──────── Available records

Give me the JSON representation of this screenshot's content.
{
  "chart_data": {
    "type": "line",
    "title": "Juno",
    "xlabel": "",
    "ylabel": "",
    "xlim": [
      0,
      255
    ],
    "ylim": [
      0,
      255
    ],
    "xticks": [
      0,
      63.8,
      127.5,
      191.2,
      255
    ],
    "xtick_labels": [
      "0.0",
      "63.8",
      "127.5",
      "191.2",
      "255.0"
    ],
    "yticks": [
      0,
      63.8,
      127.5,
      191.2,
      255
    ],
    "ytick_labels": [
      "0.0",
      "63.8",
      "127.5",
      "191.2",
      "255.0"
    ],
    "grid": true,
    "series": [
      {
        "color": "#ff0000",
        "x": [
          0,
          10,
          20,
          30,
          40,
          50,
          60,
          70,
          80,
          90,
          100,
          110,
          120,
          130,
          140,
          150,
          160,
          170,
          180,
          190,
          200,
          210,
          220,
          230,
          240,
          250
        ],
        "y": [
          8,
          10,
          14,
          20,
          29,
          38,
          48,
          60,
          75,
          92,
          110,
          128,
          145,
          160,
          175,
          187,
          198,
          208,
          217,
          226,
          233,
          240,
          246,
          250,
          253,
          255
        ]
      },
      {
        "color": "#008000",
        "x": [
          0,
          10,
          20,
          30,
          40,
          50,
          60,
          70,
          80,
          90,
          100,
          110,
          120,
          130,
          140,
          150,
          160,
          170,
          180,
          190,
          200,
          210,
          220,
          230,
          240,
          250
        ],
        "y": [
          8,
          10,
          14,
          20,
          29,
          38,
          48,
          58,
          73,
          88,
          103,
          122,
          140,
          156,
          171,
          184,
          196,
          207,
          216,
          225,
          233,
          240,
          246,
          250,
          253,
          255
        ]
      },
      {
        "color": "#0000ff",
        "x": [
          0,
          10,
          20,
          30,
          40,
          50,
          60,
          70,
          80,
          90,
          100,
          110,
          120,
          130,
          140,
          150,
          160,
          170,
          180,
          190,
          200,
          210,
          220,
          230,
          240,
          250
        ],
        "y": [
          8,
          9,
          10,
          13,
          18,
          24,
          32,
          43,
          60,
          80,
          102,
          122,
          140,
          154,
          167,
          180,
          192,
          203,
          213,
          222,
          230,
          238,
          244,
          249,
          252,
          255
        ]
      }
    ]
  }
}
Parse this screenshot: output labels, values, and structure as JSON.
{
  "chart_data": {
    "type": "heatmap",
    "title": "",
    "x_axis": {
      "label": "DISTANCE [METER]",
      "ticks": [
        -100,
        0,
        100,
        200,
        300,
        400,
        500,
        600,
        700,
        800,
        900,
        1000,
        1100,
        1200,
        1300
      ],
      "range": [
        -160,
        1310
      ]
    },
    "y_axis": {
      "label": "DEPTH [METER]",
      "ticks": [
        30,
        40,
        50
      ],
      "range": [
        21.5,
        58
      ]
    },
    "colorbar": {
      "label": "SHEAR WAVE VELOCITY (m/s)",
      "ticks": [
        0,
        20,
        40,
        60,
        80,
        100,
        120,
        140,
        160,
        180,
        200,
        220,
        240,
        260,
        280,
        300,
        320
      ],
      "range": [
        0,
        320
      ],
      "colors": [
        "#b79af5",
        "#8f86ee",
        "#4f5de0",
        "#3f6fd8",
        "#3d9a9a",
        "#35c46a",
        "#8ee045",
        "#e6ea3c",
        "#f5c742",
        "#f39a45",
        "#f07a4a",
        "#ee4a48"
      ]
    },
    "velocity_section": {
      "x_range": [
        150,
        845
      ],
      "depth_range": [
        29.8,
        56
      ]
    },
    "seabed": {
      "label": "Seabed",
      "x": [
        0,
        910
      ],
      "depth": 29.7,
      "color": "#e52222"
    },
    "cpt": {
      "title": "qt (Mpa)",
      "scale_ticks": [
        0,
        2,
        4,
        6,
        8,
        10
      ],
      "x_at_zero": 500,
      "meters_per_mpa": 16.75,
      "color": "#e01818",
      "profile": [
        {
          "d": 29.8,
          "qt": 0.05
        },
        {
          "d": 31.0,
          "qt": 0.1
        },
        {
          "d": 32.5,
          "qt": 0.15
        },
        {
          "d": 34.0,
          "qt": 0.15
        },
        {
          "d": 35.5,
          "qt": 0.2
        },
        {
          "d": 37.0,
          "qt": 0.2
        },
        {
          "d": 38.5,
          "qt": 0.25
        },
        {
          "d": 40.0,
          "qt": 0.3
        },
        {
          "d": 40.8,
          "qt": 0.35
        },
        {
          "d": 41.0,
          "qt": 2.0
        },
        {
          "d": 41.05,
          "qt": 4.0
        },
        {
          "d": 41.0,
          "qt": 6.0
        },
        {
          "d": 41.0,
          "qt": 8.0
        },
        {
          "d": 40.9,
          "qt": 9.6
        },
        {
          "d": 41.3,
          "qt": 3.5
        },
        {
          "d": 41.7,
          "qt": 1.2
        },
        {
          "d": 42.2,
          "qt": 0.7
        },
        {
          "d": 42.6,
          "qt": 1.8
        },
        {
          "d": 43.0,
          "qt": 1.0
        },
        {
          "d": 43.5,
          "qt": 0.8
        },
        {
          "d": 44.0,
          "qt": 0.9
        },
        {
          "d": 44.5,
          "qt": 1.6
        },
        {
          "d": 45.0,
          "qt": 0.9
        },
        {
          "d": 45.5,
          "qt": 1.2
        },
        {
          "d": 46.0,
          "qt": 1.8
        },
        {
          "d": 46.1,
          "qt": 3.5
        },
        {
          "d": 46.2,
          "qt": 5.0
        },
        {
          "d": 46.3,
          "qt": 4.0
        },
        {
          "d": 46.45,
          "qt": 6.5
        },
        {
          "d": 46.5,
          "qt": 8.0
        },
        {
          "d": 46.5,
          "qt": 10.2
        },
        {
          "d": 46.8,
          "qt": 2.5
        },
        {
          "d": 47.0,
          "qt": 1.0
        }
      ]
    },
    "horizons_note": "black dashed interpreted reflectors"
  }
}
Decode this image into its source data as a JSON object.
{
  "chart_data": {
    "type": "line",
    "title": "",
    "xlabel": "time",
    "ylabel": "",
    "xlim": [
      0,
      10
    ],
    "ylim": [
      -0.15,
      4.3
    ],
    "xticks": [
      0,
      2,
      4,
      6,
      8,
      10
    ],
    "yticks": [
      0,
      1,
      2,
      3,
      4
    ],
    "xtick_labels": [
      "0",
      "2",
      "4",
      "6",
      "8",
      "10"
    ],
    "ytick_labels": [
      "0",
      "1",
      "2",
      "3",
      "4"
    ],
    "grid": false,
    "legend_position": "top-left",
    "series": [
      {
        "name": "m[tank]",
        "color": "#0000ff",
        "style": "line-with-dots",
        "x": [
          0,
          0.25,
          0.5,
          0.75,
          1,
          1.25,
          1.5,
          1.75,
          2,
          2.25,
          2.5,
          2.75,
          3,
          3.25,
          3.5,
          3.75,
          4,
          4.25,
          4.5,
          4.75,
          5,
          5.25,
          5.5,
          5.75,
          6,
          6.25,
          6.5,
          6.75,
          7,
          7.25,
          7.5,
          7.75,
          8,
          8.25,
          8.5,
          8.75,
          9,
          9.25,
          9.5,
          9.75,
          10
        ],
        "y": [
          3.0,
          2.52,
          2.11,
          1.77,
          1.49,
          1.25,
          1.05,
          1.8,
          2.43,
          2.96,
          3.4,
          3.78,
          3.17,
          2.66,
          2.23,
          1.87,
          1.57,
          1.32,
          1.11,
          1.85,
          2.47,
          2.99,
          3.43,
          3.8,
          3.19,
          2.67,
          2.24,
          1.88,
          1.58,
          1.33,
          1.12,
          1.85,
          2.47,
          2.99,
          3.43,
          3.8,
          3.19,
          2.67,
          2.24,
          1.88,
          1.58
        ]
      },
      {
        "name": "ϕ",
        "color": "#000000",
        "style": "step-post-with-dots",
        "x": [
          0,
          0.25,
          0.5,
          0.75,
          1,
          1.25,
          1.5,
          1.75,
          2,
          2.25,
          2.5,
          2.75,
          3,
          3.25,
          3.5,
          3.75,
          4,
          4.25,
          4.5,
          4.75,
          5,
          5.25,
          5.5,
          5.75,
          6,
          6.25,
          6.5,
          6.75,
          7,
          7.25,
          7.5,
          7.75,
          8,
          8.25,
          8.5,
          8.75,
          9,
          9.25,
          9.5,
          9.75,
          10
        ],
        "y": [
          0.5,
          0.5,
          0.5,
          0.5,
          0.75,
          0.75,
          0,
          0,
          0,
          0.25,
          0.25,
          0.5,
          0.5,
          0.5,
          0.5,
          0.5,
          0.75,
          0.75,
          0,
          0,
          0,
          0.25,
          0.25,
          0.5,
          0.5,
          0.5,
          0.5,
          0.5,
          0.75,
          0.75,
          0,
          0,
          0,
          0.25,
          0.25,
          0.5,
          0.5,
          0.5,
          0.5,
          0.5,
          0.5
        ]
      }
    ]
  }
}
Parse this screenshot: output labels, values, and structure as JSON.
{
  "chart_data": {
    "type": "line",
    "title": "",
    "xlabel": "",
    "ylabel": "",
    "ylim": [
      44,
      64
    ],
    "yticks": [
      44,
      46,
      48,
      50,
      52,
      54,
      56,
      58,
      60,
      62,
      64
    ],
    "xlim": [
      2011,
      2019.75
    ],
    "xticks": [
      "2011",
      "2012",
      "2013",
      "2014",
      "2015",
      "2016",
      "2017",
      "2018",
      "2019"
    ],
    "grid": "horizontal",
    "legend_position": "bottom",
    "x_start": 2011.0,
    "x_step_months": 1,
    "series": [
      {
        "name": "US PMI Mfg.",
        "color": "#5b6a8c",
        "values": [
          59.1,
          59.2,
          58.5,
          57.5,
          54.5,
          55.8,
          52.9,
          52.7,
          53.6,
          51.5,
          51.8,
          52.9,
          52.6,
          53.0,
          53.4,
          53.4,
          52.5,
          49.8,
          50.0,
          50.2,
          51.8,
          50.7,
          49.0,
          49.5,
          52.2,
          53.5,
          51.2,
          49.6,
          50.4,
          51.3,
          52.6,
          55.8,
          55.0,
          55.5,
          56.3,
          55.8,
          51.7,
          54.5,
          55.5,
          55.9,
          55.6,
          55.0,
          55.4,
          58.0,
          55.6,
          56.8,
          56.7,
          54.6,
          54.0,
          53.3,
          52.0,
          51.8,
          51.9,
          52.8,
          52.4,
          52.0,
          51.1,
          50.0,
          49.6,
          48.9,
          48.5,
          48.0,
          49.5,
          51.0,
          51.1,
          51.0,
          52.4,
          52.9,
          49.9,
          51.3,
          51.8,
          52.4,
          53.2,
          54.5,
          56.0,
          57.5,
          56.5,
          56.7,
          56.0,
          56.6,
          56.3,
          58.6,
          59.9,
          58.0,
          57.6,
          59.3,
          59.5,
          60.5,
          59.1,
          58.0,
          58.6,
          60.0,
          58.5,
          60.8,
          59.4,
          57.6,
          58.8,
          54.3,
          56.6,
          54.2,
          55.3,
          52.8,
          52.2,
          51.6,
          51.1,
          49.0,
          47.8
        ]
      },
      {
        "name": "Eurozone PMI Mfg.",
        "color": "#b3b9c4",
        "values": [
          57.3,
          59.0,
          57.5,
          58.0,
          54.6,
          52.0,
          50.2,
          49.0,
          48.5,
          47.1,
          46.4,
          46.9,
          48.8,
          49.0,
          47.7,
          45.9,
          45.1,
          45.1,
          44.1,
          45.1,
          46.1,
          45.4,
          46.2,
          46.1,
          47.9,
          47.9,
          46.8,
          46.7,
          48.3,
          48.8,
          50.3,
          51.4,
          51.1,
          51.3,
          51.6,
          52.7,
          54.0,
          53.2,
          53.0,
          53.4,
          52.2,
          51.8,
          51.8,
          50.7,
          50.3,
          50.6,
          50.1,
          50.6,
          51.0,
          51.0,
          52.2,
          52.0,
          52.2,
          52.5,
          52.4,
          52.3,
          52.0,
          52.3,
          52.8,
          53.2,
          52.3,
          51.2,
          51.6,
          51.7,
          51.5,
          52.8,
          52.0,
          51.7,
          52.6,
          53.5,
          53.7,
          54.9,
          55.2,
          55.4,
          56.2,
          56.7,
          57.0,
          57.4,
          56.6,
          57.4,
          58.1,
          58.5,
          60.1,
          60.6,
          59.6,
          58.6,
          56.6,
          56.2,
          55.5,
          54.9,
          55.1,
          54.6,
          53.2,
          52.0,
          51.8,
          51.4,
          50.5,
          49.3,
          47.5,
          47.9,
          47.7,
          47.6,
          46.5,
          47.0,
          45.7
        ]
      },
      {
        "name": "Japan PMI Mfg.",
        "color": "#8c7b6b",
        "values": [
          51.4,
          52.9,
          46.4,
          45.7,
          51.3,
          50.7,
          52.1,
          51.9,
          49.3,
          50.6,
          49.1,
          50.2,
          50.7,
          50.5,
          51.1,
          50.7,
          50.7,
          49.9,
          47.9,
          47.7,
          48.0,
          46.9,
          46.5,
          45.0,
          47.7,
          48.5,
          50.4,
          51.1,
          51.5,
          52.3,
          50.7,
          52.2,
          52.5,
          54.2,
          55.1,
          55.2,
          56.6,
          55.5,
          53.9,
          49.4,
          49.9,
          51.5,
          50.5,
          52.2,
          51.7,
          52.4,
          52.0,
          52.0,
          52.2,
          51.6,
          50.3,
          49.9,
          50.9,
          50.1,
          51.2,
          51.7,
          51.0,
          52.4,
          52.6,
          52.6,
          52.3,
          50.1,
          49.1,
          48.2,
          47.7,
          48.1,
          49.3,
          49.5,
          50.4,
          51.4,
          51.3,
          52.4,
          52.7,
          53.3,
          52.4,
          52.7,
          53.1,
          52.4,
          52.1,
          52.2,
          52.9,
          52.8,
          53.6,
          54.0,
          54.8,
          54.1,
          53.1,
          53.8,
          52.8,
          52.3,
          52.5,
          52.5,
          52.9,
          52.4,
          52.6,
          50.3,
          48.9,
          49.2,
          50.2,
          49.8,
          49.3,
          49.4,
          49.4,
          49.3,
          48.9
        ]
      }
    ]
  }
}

────────────────

Problem to solve: Each line that contains the string "grid" counts once; report how many such lines the entries have, giving only the number.

Finished exercise: 3